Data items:
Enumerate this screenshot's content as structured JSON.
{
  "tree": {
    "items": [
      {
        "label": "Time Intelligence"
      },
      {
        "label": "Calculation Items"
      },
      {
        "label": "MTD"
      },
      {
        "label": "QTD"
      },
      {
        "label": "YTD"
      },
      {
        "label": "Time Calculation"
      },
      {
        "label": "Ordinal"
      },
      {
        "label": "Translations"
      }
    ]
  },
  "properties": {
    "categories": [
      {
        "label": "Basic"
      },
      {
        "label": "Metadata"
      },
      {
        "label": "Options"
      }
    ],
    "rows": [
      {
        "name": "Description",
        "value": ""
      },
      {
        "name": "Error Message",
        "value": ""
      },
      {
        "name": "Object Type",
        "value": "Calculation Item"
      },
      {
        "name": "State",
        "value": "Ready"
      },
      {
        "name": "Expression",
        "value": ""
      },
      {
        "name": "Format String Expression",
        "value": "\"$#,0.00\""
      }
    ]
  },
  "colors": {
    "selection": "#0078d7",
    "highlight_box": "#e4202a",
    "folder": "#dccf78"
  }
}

### WHAT IS BEING ASKED
Give back the whole listing exactly as it reads.

### SOLUTION TO THE PROBLEM
Enumerate this screenshot's content as structured JSON.
{
  "tree": {
    "items": [
      {
        "label": "Time Intelligence"
      },
      {
        "label": "Calculation Items"
      },
      {
        "label": "MTD"
      },
      {
        "label": "QTD"
      },
      {
        "label": "YTD"
      },
      {
        "label": "Time Calculation"
      },
      {
        "label": "Ordinal"
      },
      {
        "label": "Translations"
      }
    ]
  },
  "properties": {
    "categories": [
      {
        "label": "Basic"
      },
      {
        "label": "Metadata"
      },
      {
        "label": "Options"
      }
    ],
    "rows": [
      {
        "name": "Description",
        "value": ""
      },
      {
        "name": "Error Message",
        "value": ""
      },
      {
        "name": "Object Type",
        "value": "Calculation Item"
      },
      {
        "name": "State",
        "value": "Ready"
      },
      {
        "name": "Expression",
        "value": ""
      },
      {
        "name": "Format String Expression",
        "value": "\"$#,0.00\""
      }
    ]
  },
  "colors": {
    "selection": "#0078d7",
    "highlight_box": "#e4202a",
    "folder": "#dccf78"
  }
}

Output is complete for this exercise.